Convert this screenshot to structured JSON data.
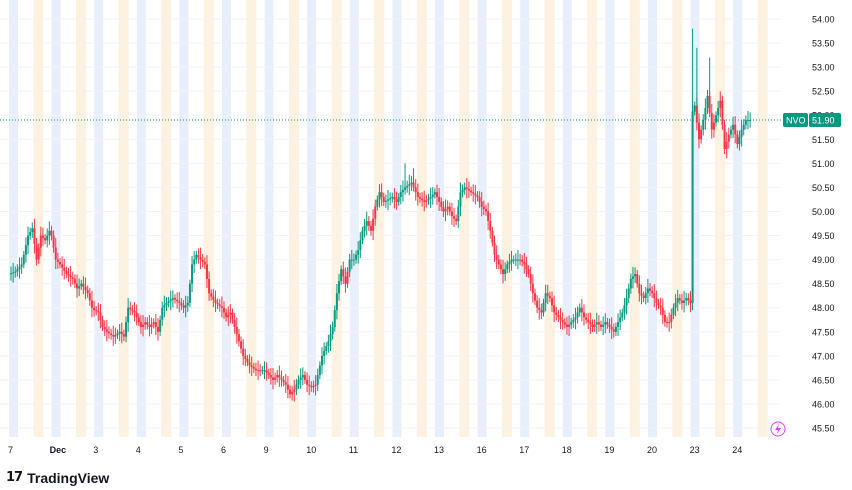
{
  "chart_data": {
    "type": "candlestick",
    "ticker": "NVO",
    "last_price_label": "51.90",
    "last_price": 51.9,
    "ylim": [
      45.3,
      54.3
    ],
    "y_ticks": [
      "54.00",
      "53.50",
      "53.00",
      "52.50",
      "52.00",
      "51.50",
      "51.00",
      "50.50",
      "50.00",
      "49.50",
      "49.00",
      "48.50",
      "48.00",
      "47.50",
      "47.00",
      "46.50",
      "46.00",
      "45.50"
    ],
    "x_labels": [
      {
        "label": "7",
        "day": 0
      },
      {
        "label": "Dec",
        "day": 1,
        "bold": true
      },
      {
        "label": "3",
        "day": 2
      },
      {
        "label": "4",
        "day": 3
      },
      {
        "label": "5",
        "day": 4
      },
      {
        "label": "6",
        "day": 5
      },
      {
        "label": "9",
        "day": 6
      },
      {
        "label": "10",
        "day": 7
      },
      {
        "label": "11",
        "day": 8
      },
      {
        "label": "12",
        "day": 9
      },
      {
        "label": "13",
        "day": 10
      },
      {
        "label": "16",
        "day": 11
      },
      {
        "label": "17",
        "day": 12
      },
      {
        "label": "18",
        "day": 13
      },
      {
        "label": "19",
        "day": 14
      },
      {
        "label": "20",
        "day": 15
      },
      {
        "label": "23",
        "day": 16
      },
      {
        "label": "24",
        "day": 17
      }
    ],
    "close_path": [
      [
        0.0,
        48.7
      ],
      [
        0.15,
        48.75
      ],
      [
        0.3,
        48.9
      ],
      [
        0.45,
        49.5
      ],
      [
        0.55,
        49.65
      ],
      [
        0.65,
        49.0
      ],
      [
        0.75,
        49.5
      ],
      [
        0.85,
        49.4
      ],
      [
        0.95,
        49.6
      ],
      [
        1.0,
        49.5
      ],
      [
        1.1,
        49.0
      ],
      [
        1.2,
        48.9
      ],
      [
        1.35,
        48.7
      ],
      [
        1.5,
        48.6
      ],
      [
        1.6,
        48.4
      ],
      [
        1.7,
        48.5
      ],
      [
        1.85,
        48.3
      ],
      [
        1.95,
        48.0
      ],
      [
        2.0,
        47.95
      ],
      [
        2.1,
        47.9
      ],
      [
        2.2,
        47.6
      ],
      [
        2.3,
        47.5
      ],
      [
        2.45,
        47.4
      ],
      [
        2.6,
        47.5
      ],
      [
        2.7,
        47.4
      ],
      [
        2.8,
        48.0
      ],
      [
        2.95,
        47.9
      ],
      [
        3.0,
        47.8
      ],
      [
        3.1,
        47.6
      ],
      [
        3.2,
        47.7
      ],
      [
        3.3,
        47.6
      ],
      [
        3.4,
        47.7
      ],
      [
        3.5,
        47.5
      ],
      [
        3.6,
        48.0
      ],
      [
        3.7,
        48.1
      ],
      [
        3.85,
        48.2
      ],
      [
        4.0,
        48.1
      ],
      [
        4.1,
        48.0
      ],
      [
        4.2,
        48.1
      ],
      [
        4.3,
        48.9
      ],
      [
        4.4,
        49.1
      ],
      [
        4.5,
        49.0
      ],
      [
        4.6,
        48.9
      ],
      [
        4.7,
        48.3
      ],
      [
        4.85,
        48.1
      ],
      [
        5.0,
        48.0
      ],
      [
        5.1,
        47.8
      ],
      [
        5.2,
        47.9
      ],
      [
        5.3,
        47.6
      ],
      [
        5.4,
        47.3
      ],
      [
        5.5,
        47.0
      ],
      [
        5.65,
        46.8
      ],
      [
        5.8,
        46.7
      ],
      [
        6.0,
        46.7
      ],
      [
        6.1,
        46.6
      ],
      [
        6.2,
        46.5
      ],
      [
        6.3,
        46.6
      ],
      [
        6.4,
        46.5
      ],
      [
        6.5,
        46.4
      ],
      [
        6.6,
        46.2
      ],
      [
        6.7,
        46.3
      ],
      [
        6.8,
        46.5
      ],
      [
        6.9,
        46.6
      ],
      [
        7.0,
        46.4
      ],
      [
        7.1,
        46.35
      ],
      [
        7.2,
        46.4
      ],
      [
        7.35,
        47.0
      ],
      [
        7.5,
        47.3
      ],
      [
        7.6,
        47.6
      ],
      [
        7.7,
        48.3
      ],
      [
        7.8,
        48.8
      ],
      [
        7.9,
        48.5
      ],
      [
        8.0,
        49.0
      ],
      [
        8.1,
        49.0
      ],
      [
        8.2,
        49.2
      ],
      [
        8.3,
        49.6
      ],
      [
        8.4,
        49.8
      ],
      [
        8.5,
        49.6
      ],
      [
        8.6,
        50.1
      ],
      [
        8.7,
        50.4
      ],
      [
        8.8,
        50.2
      ],
      [
        8.9,
        50.25
      ],
      [
        9.0,
        50.3
      ],
      [
        9.1,
        50.2
      ],
      [
        9.2,
        50.4
      ],
      [
        9.3,
        50.5
      ],
      [
        9.45,
        50.6
      ],
      [
        9.6,
        50.3
      ],
      [
        9.75,
        50.2
      ],
      [
        9.9,
        50.3
      ],
      [
        10.0,
        50.4
      ],
      [
        10.1,
        50.2
      ],
      [
        10.2,
        50.0
      ],
      [
        10.3,
        50.1
      ],
      [
        10.4,
        49.9
      ],
      [
        10.5,
        49.8
      ],
      [
        10.6,
        50.4
      ],
      [
        10.7,
        50.5
      ],
      [
        10.85,
        50.4
      ],
      [
        11.0,
        50.3
      ],
      [
        11.1,
        50.1
      ],
      [
        11.2,
        50.0
      ],
      [
        11.3,
        49.6
      ],
      [
        11.4,
        49.1
      ],
      [
        11.5,
        48.9
      ],
      [
        11.6,
        48.7
      ],
      [
        11.7,
        48.9
      ],
      [
        11.8,
        49.0
      ],
      [
        12.0,
        49.0
      ],
      [
        12.1,
        48.9
      ],
      [
        12.2,
        48.7
      ],
      [
        12.3,
        48.3
      ],
      [
        12.4,
        48.0
      ],
      [
        12.5,
        47.9
      ],
      [
        12.6,
        48.3
      ],
      [
        12.7,
        48.2
      ],
      [
        12.8,
        47.9
      ],
      [
        12.9,
        47.8
      ],
      [
        13.0,
        47.7
      ],
      [
        13.1,
        47.6
      ],
      [
        13.2,
        47.7
      ],
      [
        13.3,
        47.8
      ],
      [
        13.4,
        48.0
      ],
      [
        13.5,
        47.8
      ],
      [
        13.6,
        47.7
      ],
      [
        13.7,
        47.6
      ],
      [
        13.8,
        47.7
      ],
      [
        13.9,
        47.6
      ],
      [
        14.0,
        47.7
      ],
      [
        14.1,
        47.6
      ],
      [
        14.2,
        47.5
      ],
      [
        14.3,
        47.7
      ],
      [
        14.4,
        47.9
      ],
      [
        14.5,
        48.2
      ],
      [
        14.6,
        48.6
      ],
      [
        14.7,
        48.7
      ],
      [
        14.8,
        48.3
      ],
      [
        14.9,
        48.2
      ],
      [
        15.0,
        48.4
      ],
      [
        15.1,
        48.3
      ],
      [
        15.2,
        48.1
      ],
      [
        15.3,
        48.0
      ],
      [
        15.4,
        47.7
      ],
      [
        15.5,
        47.7
      ],
      [
        15.6,
        48.0
      ],
      [
        15.7,
        48.2
      ],
      [
        15.8,
        48.1
      ],
      [
        15.9,
        48.2
      ],
      [
        16.0,
        48.1
      ],
      [
        16.02,
        52.0
      ],
      [
        16.1,
        52.2
      ],
      [
        16.2,
        51.5
      ],
      [
        16.3,
        51.9
      ],
      [
        16.4,
        52.4
      ],
      [
        16.5,
        51.7
      ],
      [
        16.6,
        52.0
      ],
      [
        16.7,
        52.3
      ],
      [
        16.8,
        51.3
      ],
      [
        16.9,
        51.6
      ],
      [
        17.0,
        51.8
      ],
      [
        17.1,
        51.4
      ],
      [
        17.2,
        51.7
      ],
      [
        17.3,
        51.9
      ],
      [
        17.4,
        51.9
      ]
    ],
    "down_spans": [
      [
        0.65,
        0.75
      ],
      [
        1.05,
        1.35
      ],
      [
        1.85,
        2.45
      ],
      [
        3.05,
        3.35
      ],
      [
        4.45,
        4.55
      ],
      [
        4.65,
        5.85
      ],
      [
        5.95,
        6.65
      ],
      [
        6.85,
        7.15
      ],
      [
        7.8,
        7.9
      ],
      [
        8.45,
        8.55
      ],
      [
        9.55,
        9.8
      ],
      [
        10.05,
        10.5
      ],
      [
        10.8,
        11.55
      ],
      [
        12.15,
        12.5
      ],
      [
        12.6,
        13.15
      ],
      [
        13.45,
        13.75
      ],
      [
        14.05,
        14.2
      ],
      [
        14.75,
        14.9
      ],
      [
        15.05,
        15.55
      ],
      [
        16.1,
        16.25
      ],
      [
        16.45,
        16.55
      ],
      [
        16.65,
        16.9
      ]
    ],
    "spikes": [
      [
        16.0,
        53.8
      ],
      [
        16.1,
        53.4
      ],
      [
        16.4,
        53.2
      ],
      [
        9.25,
        51.0
      ],
      [
        9.45,
        50.9
      ],
      [
        10.55,
        50.6
      ],
      [
        7.35,
        47.2
      ]
    ]
  }
}
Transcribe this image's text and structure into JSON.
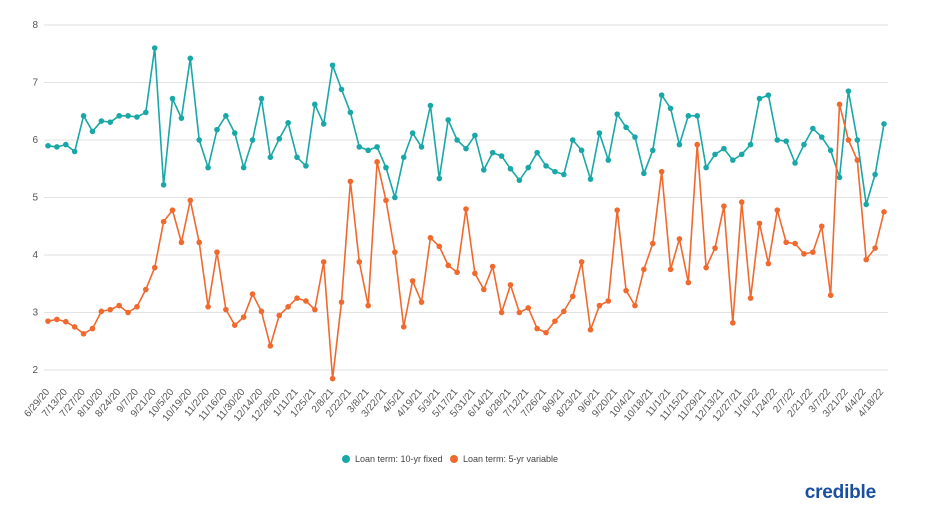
{
  "brand": "credible",
  "colors": {
    "ten_year": "#1aa7a7",
    "five_year": "#f0692e",
    "grid": "#e2e2e2"
  },
  "chart_data": {
    "type": "line",
    "title": "",
    "xlabel": "",
    "ylabel": "",
    "ylim": [
      2,
      8
    ],
    "yticks": [
      2,
      3,
      4,
      5,
      6,
      7,
      8
    ],
    "grid": true,
    "legend": "bottom-center",
    "x_tick_labels": [
      "6/29/20",
      "7/13/20",
      "7/27/20",
      "8/10/20",
      "8/24/20",
      "9/7/20",
      "9/21/20",
      "10/5/20",
      "10/19/20",
      "11/2/20",
      "11/16/20",
      "11/30/20",
      "12/14/20",
      "12/28/20",
      "1/11/21",
      "1/25/21",
      "2/8/21",
      "2/22/21",
      "3/8/21",
      "3/22/21",
      "4/5/21",
      "4/19/21",
      "5/3/21",
      "5/17/21",
      "5/31/21",
      "6/14/21",
      "6/28/21",
      "7/12/21",
      "7/26/21",
      "8/9/21",
      "8/23/21",
      "9/6/21",
      "9/20/21",
      "10/4/21",
      "10/18/21",
      "11/1/21",
      "11/15/21",
      "11/29/21",
      "12/13/21",
      "12/27/21",
      "1/10/22",
      "1/24/22",
      "2/7/22",
      "2/21/22",
      "3/7/22",
      "3/21/22",
      "4/4/22",
      "4/18/22"
    ],
    "series": [
      {
        "name": "Loan term: 10-yr fixed",
        "values": [
          5.9,
          5.88,
          5.92,
          5.8,
          6.42,
          6.15,
          6.33,
          6.31,
          6.42,
          6.42,
          6.4,
          6.48,
          7.6,
          5.22,
          6.72,
          6.38,
          7.42,
          6.0,
          5.52,
          6.18,
          6.42,
          6.12,
          5.52,
          6.0,
          6.72,
          5.7,
          6.02,
          6.3,
          5.7,
          5.55,
          6.62,
          6.28,
          7.3,
          6.88,
          6.48,
          5.88,
          5.82,
          5.88,
          5.52,
          5.0,
          5.7,
          6.12,
          5.88,
          6.6,
          5.33,
          6.35,
          6.0,
          5.85,
          6.08,
          5.48,
          5.78,
          5.72,
          5.5,
          5.3,
          5.52,
          5.78,
          5.55,
          5.45,
          5.4,
          6.0,
          5.82,
          5.32,
          6.12,
          5.65,
          6.45,
          6.22,
          6.05,
          5.42,
          5.82,
          6.78,
          6.55,
          5.92,
          6.42,
          6.42,
          5.52,
          5.75,
          5.85,
          5.65,
          5.75,
          5.92,
          6.72,
          6.78,
          6.0,
          5.98,
          5.6,
          5.92,
          6.2,
          6.05,
          5.82,
          5.35,
          6.85,
          6.0,
          4.88,
          5.4,
          6.28
        ]
      },
      {
        "name": "Loan term: 5-yr variable",
        "values": [
          2.85,
          2.88,
          2.84,
          2.75,
          2.63,
          2.72,
          3.02,
          3.05,
          3.12,
          3.0,
          3.1,
          3.4,
          3.78,
          4.58,
          4.78,
          4.22,
          4.95,
          4.22,
          3.1,
          4.05,
          3.05,
          2.78,
          2.92,
          3.32,
          3.02,
          2.42,
          2.95,
          3.1,
          3.25,
          3.2,
          3.05,
          3.88,
          1.85,
          3.18,
          5.28,
          3.88,
          3.12,
          5.62,
          4.95,
          4.05,
          2.75,
          3.55,
          3.18,
          4.3,
          4.15,
          3.82,
          3.7,
          4.8,
          3.68,
          3.4,
          3.8,
          3.0,
          3.48,
          3.0,
          3.08,
          2.72,
          2.65,
          2.85,
          3.02,
          3.28,
          3.88,
          2.7,
          3.12,
          3.2,
          4.78,
          3.38,
          3.12,
          3.75,
          4.2,
          5.45,
          3.75,
          4.28,
          3.52,
          5.92,
          3.78,
          4.12,
          4.85,
          2.82,
          4.92,
          3.25,
          4.55,
          3.85,
          4.78,
          4.22,
          4.2,
          4.02,
          4.05,
          4.5,
          3.3,
          6.62,
          6.0,
          5.65,
          3.92,
          4.12,
          4.75
        ]
      }
    ]
  }
}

--------

▶ **PROBLEM STATEMENT**
Show every line above in which the word "Loan" occurs.

▶ **COMPLETED TASK**
        "name": "Loan term: 10-yr fixed",
        "name": "Loan term: 5-yr variable",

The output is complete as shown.